What to do>
Here are some records; copy every line that holds the word "текстом".

Dataset items:
--- begin ---

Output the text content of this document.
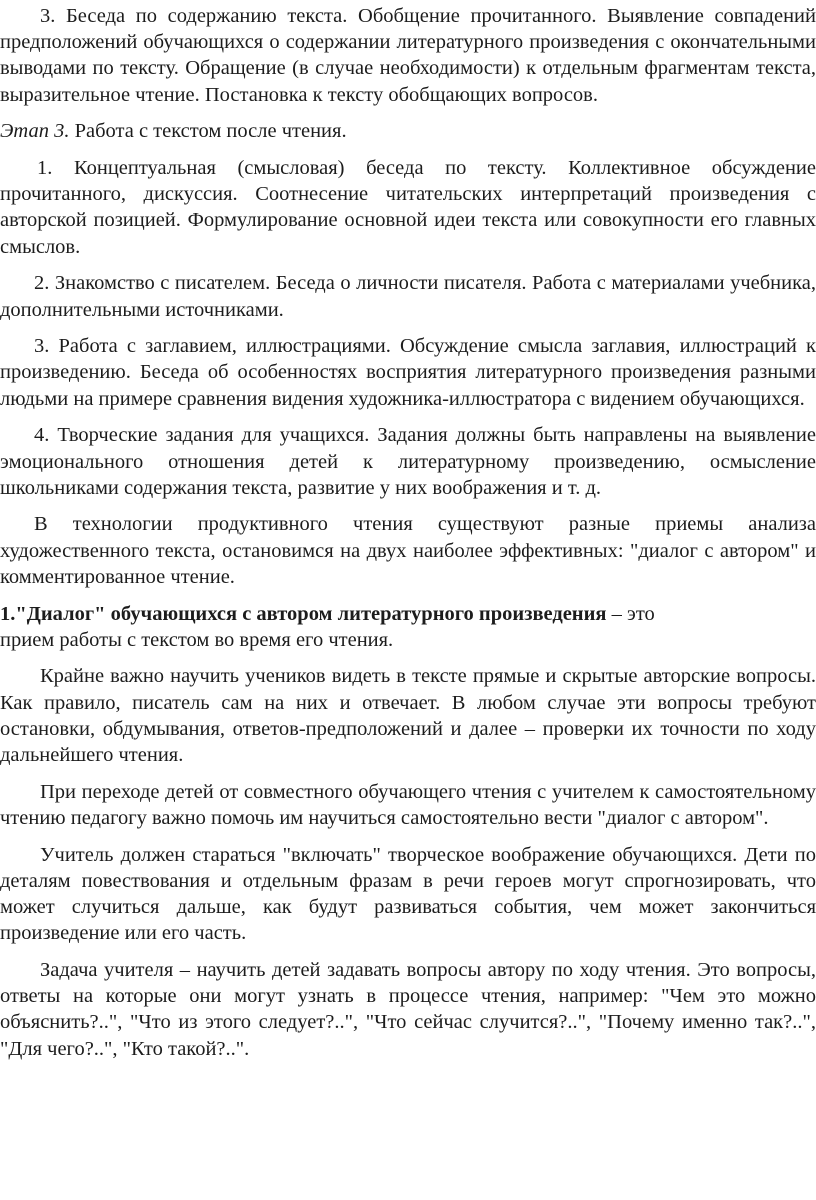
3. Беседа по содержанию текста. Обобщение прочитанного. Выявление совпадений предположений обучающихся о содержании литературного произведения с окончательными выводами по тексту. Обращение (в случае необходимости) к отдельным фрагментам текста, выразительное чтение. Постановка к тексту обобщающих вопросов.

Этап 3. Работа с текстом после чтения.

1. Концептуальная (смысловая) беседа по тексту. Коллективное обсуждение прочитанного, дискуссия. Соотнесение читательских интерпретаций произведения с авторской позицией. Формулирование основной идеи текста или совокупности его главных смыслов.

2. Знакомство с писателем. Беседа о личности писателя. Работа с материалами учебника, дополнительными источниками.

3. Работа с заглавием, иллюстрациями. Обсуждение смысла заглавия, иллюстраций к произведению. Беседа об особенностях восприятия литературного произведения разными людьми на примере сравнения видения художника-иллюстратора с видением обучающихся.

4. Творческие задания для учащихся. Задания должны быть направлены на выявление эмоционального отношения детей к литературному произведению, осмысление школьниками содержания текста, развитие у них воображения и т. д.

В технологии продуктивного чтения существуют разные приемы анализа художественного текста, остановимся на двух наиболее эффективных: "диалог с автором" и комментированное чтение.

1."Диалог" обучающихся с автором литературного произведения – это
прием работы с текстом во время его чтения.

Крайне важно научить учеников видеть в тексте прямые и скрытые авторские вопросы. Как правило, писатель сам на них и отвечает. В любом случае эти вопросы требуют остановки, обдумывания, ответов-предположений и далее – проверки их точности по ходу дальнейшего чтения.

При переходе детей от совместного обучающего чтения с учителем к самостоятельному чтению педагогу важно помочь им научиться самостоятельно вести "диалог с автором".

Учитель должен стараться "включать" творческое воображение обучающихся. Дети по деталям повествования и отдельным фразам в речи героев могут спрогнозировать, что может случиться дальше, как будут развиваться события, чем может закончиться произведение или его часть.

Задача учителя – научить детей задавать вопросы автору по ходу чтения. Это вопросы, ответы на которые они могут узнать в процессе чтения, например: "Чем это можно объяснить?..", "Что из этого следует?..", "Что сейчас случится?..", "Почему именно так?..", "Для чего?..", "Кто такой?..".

--- end ---

In response>
Этап 3. Работа с текстом после чтения.
прием работы с текстом во время его чтения.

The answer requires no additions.